◆ TRECHO FORNECIDO
Ilustração: Sergio Ricciuto Conte |
Gustavo Adolfo P. D. Santos, PhD em Teoria Política (Catholic University of America), gerente de programas na Oficina Municipal.
Na democracia fundada no Estado de direito, a proteção da
liberdade de consciência e a tolerância das diferenças são princípios centrais
para o ordenamento das relações entre indivíduos e grupos. A luta contra os
vários tipos de discriminação, que se traduzem numa negação do acesso de
determinados indivíduos a certos direitos e condições que em princípio deveriam
ser universalmente disponíveis, é uma expressão da defesa desses valores.

◆ O QUE PRODUZIR
Transcreva na íntegra, sem qualquer alteração, o trecho acima sobre liberdade de consciência e tolerância na democracia.

◆ INFORMAÇÕES DA FONTE
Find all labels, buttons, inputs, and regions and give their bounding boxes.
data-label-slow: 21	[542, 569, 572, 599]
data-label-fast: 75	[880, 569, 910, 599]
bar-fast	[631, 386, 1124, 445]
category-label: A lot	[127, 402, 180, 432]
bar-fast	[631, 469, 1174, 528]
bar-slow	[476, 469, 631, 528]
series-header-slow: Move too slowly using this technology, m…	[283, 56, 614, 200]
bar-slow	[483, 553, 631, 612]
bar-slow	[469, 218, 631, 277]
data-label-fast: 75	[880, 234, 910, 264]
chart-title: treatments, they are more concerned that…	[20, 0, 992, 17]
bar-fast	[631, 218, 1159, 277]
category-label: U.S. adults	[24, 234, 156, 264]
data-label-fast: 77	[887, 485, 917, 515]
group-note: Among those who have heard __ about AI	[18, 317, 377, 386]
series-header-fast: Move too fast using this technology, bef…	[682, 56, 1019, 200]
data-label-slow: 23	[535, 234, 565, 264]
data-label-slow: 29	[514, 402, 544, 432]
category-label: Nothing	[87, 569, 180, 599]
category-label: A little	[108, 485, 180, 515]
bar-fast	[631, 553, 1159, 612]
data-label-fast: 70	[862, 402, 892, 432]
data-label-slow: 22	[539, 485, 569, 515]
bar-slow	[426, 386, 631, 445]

◆ RESPOSTA DO EXERCÍCIO
Ilustração: Sergio Ricciuto Conte |
Gustavo Adolfo P. D. Santos, PhD em Teoria Política (Catholic University of America), gerente de programas na Oficina Municipal.
Na democracia fundada no Estado de direito, a proteção da
liberdade de consciência e a tolerância das diferenças são princípios centrais
para o ordenamento das relações entre indivíduos e grupos. A luta contra os
vários tipos de discriminação, que se traduzem numa negação do acesso de
determinados indivíduos a certos direitos e condições que em princípio deveriam
ser universalmente disponíveis, é uma expressão da defesa desses valores.